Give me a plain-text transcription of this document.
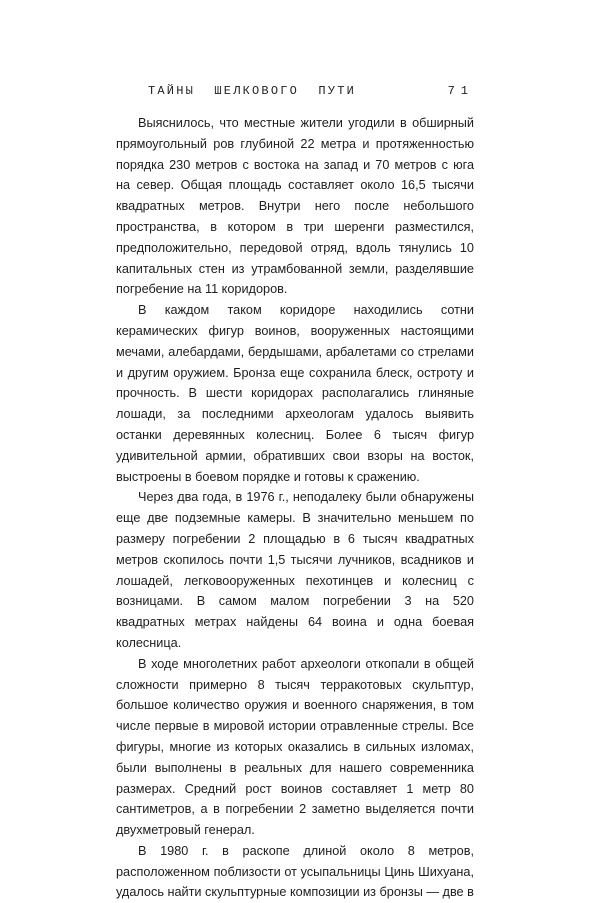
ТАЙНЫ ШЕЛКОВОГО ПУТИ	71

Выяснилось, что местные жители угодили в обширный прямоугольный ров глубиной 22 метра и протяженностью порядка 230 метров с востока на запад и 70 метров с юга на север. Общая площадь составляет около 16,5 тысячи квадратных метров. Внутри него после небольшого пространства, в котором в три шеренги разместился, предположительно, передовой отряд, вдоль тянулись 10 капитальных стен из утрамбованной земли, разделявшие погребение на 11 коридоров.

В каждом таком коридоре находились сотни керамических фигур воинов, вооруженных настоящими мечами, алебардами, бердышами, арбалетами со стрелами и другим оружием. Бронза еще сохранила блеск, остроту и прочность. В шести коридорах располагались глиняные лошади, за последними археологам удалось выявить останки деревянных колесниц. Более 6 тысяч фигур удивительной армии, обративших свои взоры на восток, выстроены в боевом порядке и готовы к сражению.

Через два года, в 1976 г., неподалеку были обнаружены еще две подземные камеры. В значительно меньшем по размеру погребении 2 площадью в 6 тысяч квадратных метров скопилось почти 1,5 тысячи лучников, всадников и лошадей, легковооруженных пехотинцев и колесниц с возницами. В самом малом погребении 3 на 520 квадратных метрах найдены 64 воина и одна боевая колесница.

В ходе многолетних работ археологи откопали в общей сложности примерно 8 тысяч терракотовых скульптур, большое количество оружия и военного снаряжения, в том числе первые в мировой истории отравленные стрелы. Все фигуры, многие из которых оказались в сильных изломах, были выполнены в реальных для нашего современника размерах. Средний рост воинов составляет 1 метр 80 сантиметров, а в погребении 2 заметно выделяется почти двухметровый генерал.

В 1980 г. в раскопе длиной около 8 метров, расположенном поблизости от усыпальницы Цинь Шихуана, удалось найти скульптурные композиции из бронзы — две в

---

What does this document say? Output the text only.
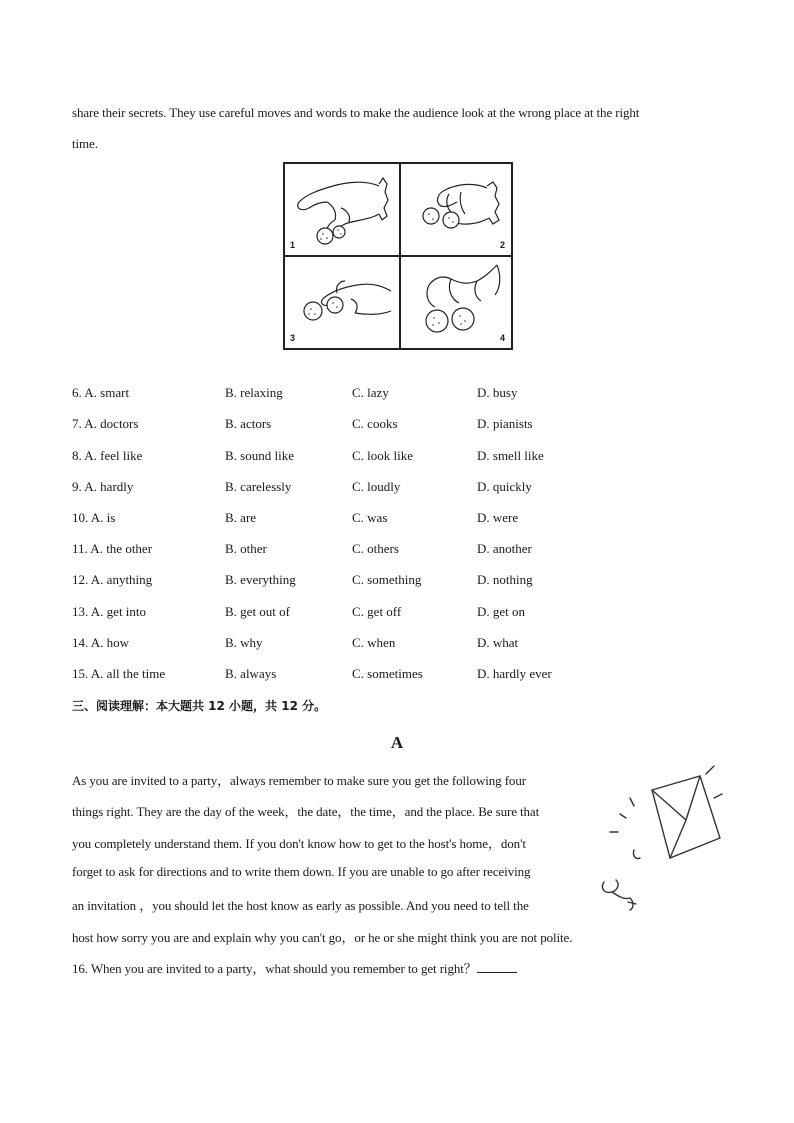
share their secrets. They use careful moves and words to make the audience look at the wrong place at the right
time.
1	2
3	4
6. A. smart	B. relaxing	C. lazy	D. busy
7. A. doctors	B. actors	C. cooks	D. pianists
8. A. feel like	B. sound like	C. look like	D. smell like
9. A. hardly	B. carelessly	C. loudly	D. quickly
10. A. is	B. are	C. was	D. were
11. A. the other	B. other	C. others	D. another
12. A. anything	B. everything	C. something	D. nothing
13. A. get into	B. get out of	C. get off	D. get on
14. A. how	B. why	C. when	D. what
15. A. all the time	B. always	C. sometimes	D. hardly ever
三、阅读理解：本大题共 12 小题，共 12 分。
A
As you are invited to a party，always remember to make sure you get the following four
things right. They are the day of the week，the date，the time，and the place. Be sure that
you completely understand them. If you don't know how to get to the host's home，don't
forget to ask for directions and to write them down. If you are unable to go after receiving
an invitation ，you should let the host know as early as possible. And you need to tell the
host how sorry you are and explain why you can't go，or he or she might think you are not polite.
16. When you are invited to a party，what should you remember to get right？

==

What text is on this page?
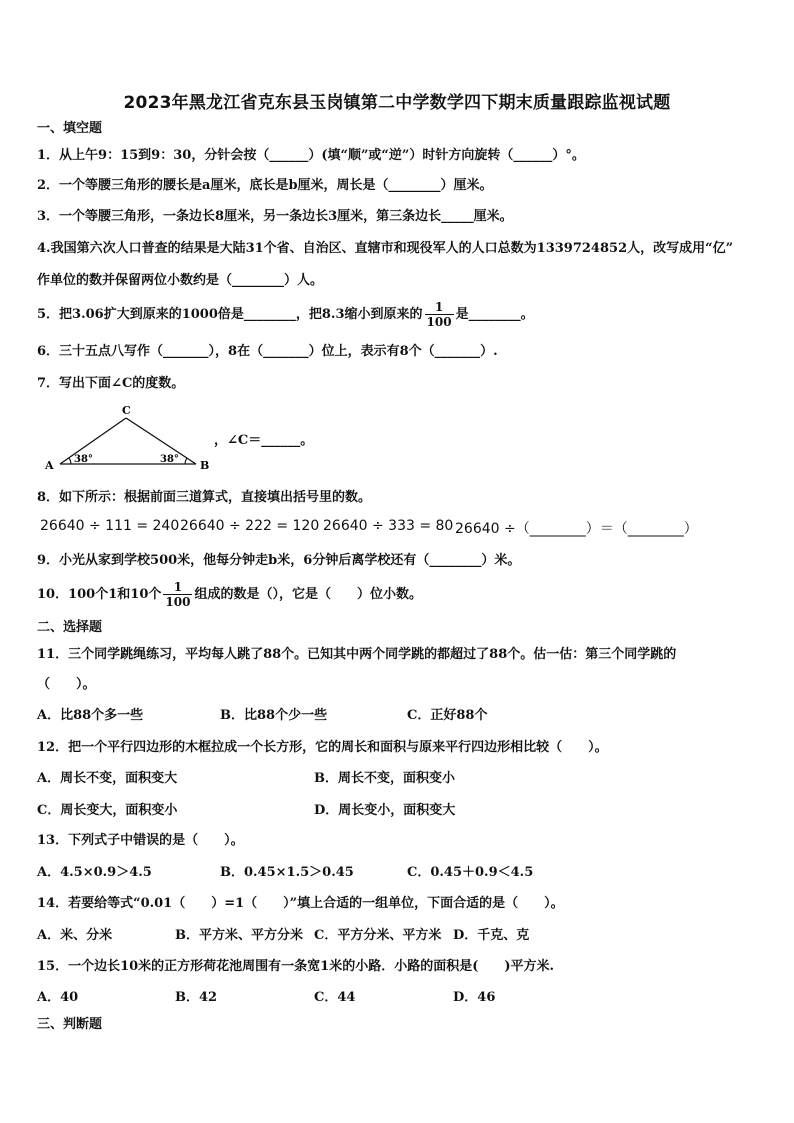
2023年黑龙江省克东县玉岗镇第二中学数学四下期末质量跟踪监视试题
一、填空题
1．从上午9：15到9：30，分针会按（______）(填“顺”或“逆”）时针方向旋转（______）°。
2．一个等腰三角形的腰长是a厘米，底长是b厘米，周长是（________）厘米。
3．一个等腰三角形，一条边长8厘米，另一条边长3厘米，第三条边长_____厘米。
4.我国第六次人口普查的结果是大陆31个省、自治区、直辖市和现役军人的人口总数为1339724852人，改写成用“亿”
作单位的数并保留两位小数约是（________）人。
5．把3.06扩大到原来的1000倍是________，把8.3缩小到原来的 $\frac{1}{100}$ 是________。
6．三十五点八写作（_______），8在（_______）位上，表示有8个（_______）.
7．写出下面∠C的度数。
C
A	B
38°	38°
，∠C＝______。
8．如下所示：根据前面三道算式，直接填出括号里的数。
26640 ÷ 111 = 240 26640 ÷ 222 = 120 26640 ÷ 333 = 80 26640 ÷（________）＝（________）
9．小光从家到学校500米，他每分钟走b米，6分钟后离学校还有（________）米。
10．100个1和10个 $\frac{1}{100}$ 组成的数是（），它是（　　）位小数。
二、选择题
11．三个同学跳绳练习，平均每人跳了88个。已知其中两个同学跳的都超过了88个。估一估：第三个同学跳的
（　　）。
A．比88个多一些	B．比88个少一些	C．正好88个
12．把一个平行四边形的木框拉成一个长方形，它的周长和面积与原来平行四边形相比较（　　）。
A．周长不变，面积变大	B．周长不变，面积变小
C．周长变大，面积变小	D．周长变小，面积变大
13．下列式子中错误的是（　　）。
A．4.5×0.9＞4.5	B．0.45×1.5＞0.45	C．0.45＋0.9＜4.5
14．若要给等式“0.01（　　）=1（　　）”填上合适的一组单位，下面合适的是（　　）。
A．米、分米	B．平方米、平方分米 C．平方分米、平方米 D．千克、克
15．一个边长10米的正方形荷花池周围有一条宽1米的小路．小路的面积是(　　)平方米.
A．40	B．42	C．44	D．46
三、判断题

**INSTRUCTION:**
Filter the entries down to the lines containing "time". Copy each of those lines.

**SOLUTION FOR THIS EXERCISE:**
time.
15. A. all the time	B. always	C. sometimes	D. hardly ever
things right. They are the day of the week，the date，the time，and the place. Be sure that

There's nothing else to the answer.